Direction:
Print out the entries below with no edits.

Provided data:
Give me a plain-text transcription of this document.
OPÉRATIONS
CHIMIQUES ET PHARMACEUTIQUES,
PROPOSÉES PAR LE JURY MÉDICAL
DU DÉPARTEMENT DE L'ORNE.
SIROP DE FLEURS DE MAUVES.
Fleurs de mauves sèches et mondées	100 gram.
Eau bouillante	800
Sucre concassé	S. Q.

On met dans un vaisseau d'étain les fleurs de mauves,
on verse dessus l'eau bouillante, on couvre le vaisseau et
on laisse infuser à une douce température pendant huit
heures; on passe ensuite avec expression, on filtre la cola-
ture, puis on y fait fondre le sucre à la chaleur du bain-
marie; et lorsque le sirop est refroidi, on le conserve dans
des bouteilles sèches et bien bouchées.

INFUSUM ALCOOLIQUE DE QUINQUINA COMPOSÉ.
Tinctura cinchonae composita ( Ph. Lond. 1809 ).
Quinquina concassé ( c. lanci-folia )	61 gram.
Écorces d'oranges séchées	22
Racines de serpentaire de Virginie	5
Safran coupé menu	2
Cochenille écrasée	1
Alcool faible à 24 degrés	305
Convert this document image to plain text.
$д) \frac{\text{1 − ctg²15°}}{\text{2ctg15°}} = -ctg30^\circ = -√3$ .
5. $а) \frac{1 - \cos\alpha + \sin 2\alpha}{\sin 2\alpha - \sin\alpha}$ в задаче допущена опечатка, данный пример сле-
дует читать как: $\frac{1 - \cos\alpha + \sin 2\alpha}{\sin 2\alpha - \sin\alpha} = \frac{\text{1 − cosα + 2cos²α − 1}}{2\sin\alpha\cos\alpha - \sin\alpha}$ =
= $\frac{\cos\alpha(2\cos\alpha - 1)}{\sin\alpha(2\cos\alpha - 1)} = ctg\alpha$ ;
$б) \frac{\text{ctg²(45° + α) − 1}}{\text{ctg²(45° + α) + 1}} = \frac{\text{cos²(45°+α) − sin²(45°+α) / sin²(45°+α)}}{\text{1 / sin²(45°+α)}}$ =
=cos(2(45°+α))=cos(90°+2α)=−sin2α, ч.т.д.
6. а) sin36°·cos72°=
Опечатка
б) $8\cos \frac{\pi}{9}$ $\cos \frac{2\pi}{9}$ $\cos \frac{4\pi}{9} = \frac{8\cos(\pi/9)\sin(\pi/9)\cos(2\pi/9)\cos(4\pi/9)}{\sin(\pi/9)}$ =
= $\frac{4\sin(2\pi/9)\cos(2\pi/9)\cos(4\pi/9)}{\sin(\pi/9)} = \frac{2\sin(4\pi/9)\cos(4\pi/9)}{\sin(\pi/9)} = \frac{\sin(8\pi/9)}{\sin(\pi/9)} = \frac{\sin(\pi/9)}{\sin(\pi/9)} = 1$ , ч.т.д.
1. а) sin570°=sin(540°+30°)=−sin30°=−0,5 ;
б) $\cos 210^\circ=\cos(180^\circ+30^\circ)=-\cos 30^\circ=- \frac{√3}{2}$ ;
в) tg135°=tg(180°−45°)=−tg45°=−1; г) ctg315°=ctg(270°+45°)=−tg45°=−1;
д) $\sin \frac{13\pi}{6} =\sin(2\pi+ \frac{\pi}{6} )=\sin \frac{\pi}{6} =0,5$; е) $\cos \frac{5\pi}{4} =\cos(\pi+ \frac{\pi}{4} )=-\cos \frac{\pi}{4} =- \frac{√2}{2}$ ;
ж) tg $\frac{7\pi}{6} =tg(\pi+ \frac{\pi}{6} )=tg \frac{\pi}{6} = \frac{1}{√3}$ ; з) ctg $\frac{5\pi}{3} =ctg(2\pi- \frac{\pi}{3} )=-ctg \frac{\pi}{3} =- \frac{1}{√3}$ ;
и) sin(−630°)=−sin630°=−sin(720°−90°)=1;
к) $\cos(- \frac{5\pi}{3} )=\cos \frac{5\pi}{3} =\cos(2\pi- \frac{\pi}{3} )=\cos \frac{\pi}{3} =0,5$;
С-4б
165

The solution:
Give me a plain-text transcription of this document.
OPÉRATIONS
CHIMIQUES ET PHARMACEUTIQUES,
PROPOSÉES PAR LE JURY MÉDICAL
DU DÉPARTEMENT DE L'ORNE.
SIROP DE FLEURS DE MAUVES.
Fleurs de mauves sèches et mondées	100 gram.
Eau bouillante	800
Sucre concassé	S. Q.

On met dans un vaisseau d'étain les fleurs de mauves,
on verse dessus l'eau bouillante, on couvre le vaisseau et
on laisse infuser à une douce température pendant huit
heures; on passe ensuite avec expression, on filtre la cola-
ture, puis on y fait fondre le sucre à la chaleur du bain-
marie; et lorsque le sirop est refroidi, on le conserve dans
des bouteilles sèches et bien bouchées.

INFUSUM ALCOOLIQUE DE QUINQUINA COMPOSÉ.
Tinctura cinchonae composita ( Ph. Lond. 1809 ).
Quinquina concassé ( c. lanci-folia )	61 gram.
Écorces d'oranges séchées	22
Racines de serpentaire de Virginie	5
Safran coupé menu	2
Cochenille écrasée	1
Alcool faible à 24 degrés	305
Convert this document image to plain text.
$д) \frac{\text{1 − ctg²15°}}{\text{2ctg15°}} = -ctg30^\circ = -√3$ .
5. $а) \frac{1 - \cos\alpha + \sin 2\alpha}{\sin 2\alpha - \sin\alpha}$ в задаче допущена опечатка, данный пример сле-
дует читать как: $\frac{1 - \cos\alpha + \sin 2\alpha}{\sin 2\alpha - \sin\alpha} = \frac{\text{1 − cosα + 2cos²α − 1}}{2\sin\alpha\cos\alpha - \sin\alpha}$ =
= $\frac{\cos\alpha(2\cos\alpha - 1)}{\sin\alpha(2\cos\alpha - 1)} = ctg\alpha$ ;
$б) \frac{\text{ctg²(45° + α) − 1}}{\text{ctg²(45° + α) + 1}} = \frac{\text{cos²(45°+α) − sin²(45°+α) / sin²(45°+α)}}{\text{1 / sin²(45°+α)}}$ =
=cos(2(45°+α))=cos(90°+2α)=−sin2α, ч.т.д.
6. а) sin36°·cos72°=
Опечатка
б) $8\cos \frac{\pi}{9}$ $\cos \frac{2\pi}{9}$ $\cos \frac{4\pi}{9} = \frac{8\cos(\pi/9)\sin(\pi/9)\cos(2\pi/9)\cos(4\pi/9)}{\sin(\pi/9)}$ =
= $\frac{4\sin(2\pi/9)\cos(2\pi/9)\cos(4\pi/9)}{\sin(\pi/9)} = \frac{2\sin(4\pi/9)\cos(4\pi/9)}{\sin(\pi/9)} = \frac{\sin(8\pi/9)}{\sin(\pi/9)} = \frac{\sin(\pi/9)}{\sin(\pi/9)} = 1$ , ч.т.д.
1. а) sin570°=sin(540°+30°)=−sin30°=−0,5 ;
б) $\cos 210^\circ=\cos(180^\circ+30^\circ)=-\cos 30^\circ=- \frac{√3}{2}$ ;
в) tg135°=tg(180°−45°)=−tg45°=−1; г) ctg315°=ctg(270°+45°)=−tg45°=−1;
д) $\sin \frac{13\pi}{6} =\sin(2\pi+ \frac{\pi}{6} )=\sin \frac{\pi}{6} =0,5$; е) $\cos \frac{5\pi}{4} =\cos(\pi+ \frac{\pi}{4} )=-\cos \frac{\pi}{4} =- \frac{√2}{2}$ ;
ж) tg $\frac{7\pi}{6} =tg(\pi+ \frac{\pi}{6} )=tg \frac{\pi}{6} = \frac{1}{√3}$ ; з) ctg $\frac{5\pi}{3} =ctg(2\pi- \frac{\pi}{3} )=-ctg \frac{\pi}{3} =- \frac{1}{√3}$ ;
и) sin(−630°)=−sin630°=−sin(720°−90°)=1;
к) $\cos(- \frac{5\pi}{3} )=\cos \frac{5\pi}{3} =\cos(2\pi- \frac{\pi}{3} )=\cos \frac{\pi}{3} =0,5$;
С-4б
165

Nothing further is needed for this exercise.